PROBLEM STATEMENT | Go through the data and copy each line that holds "Environmental".

Records excerpted from a collection |
* * *

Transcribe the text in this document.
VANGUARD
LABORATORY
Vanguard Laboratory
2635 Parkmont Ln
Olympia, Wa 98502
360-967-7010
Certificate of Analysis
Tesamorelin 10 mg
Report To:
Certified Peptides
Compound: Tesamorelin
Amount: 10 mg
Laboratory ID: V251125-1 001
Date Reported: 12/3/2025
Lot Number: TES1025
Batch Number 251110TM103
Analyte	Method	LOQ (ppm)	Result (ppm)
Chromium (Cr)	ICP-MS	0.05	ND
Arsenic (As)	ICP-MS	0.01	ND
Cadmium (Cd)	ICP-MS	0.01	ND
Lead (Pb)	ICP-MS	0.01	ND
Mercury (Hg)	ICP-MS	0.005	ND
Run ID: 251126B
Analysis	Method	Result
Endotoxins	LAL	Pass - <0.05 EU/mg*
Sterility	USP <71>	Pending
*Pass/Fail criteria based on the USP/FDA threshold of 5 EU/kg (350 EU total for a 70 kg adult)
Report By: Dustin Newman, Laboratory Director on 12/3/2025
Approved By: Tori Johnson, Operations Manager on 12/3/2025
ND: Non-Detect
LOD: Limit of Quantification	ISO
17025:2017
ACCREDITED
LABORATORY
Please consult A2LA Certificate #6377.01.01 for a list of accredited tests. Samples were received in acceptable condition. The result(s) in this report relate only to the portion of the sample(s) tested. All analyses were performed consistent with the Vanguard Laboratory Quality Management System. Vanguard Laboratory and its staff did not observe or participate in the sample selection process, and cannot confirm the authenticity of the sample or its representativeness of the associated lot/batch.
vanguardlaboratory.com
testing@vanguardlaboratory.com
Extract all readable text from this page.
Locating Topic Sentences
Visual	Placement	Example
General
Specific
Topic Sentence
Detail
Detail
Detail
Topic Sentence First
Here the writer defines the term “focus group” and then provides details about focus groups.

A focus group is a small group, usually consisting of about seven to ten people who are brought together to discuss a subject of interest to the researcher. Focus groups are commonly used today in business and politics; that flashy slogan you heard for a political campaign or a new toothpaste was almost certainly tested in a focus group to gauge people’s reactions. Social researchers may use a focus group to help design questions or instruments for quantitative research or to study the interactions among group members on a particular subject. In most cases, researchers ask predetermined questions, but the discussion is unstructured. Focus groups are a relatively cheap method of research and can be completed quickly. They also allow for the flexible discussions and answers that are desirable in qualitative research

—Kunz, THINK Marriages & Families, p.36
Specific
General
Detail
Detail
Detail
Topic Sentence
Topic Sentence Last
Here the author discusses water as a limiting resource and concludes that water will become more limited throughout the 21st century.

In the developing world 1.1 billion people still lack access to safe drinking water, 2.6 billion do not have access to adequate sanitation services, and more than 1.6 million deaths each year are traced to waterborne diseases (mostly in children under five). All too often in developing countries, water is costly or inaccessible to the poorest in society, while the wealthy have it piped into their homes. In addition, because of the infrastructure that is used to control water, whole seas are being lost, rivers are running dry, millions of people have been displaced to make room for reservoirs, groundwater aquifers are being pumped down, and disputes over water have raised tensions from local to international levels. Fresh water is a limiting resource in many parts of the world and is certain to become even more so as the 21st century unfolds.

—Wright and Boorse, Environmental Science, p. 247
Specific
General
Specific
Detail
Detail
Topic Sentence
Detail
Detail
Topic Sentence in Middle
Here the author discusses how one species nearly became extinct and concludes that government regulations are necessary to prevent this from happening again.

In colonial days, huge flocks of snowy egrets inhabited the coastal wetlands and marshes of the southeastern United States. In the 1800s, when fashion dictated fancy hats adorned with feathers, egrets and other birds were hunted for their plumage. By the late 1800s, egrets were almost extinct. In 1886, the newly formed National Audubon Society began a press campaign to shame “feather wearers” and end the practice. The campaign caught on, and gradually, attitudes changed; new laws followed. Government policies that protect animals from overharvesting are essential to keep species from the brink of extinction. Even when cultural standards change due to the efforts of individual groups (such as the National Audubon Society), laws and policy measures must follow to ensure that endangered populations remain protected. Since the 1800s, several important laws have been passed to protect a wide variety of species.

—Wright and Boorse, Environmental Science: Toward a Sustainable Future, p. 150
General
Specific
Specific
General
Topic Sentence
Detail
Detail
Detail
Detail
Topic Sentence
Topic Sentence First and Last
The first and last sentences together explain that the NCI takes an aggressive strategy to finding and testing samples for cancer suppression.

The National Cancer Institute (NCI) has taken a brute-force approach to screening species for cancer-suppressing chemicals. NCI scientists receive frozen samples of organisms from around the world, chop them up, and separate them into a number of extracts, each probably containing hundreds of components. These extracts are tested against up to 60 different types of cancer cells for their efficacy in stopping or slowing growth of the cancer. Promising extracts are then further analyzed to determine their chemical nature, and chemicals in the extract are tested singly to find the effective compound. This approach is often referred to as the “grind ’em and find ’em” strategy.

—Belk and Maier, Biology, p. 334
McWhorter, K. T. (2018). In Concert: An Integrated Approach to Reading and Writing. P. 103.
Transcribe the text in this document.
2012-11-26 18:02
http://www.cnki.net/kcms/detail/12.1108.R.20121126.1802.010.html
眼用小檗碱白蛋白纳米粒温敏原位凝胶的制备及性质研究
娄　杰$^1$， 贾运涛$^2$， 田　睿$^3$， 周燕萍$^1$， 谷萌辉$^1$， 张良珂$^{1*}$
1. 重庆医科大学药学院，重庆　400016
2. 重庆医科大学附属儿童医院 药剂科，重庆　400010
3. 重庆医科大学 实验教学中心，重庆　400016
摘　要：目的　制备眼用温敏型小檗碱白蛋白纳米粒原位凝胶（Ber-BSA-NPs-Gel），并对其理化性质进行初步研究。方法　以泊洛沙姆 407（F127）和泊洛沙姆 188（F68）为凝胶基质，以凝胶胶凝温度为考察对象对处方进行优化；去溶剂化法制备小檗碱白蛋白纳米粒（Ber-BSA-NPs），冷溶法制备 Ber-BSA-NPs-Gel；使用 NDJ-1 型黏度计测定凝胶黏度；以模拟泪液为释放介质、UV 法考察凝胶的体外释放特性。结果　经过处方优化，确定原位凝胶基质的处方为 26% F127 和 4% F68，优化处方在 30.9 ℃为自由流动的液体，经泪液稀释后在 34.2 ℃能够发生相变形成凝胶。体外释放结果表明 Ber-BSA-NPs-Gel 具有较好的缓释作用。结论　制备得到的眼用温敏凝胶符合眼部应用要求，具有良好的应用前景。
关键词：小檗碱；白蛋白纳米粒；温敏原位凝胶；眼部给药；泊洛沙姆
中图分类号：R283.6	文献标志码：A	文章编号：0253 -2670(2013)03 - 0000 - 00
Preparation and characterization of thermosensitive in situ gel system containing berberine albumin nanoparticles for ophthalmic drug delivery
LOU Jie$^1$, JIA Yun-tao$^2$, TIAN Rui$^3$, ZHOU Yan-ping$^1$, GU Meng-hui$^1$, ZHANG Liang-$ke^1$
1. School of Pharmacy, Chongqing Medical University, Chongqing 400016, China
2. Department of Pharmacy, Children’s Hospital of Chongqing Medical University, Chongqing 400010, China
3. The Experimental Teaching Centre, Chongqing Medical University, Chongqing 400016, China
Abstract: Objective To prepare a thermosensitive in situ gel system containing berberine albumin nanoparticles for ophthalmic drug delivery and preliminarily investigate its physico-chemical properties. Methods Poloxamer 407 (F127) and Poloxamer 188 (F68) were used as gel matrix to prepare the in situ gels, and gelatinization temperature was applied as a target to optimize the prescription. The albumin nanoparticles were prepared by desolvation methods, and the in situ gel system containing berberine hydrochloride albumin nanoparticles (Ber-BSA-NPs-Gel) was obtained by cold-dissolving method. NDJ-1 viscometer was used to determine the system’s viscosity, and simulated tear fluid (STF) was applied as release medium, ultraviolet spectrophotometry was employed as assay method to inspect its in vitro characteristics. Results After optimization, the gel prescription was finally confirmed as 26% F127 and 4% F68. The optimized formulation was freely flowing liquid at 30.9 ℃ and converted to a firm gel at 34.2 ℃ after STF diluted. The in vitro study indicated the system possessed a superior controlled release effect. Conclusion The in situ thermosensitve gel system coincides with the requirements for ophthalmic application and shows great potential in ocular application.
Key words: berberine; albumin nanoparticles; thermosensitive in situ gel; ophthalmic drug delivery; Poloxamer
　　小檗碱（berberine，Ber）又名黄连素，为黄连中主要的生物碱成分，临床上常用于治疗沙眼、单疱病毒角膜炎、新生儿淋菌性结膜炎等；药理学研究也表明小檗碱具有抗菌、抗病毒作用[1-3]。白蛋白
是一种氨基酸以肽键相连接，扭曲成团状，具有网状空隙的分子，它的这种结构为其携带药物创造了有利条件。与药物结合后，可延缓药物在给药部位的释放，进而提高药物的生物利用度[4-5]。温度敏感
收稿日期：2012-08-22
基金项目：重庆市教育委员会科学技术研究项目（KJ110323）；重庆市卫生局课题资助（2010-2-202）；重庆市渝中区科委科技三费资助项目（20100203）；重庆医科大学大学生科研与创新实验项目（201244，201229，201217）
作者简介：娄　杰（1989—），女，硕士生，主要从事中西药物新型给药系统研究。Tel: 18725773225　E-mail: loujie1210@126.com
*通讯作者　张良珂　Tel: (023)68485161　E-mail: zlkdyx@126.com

* * *

SOLUTION TO THIS EXERCISE |
—Wright and Boorse, Environmental Science, p. 247
—Wright and Boorse, Environmental Science: Toward a Sustainable Future, p. 150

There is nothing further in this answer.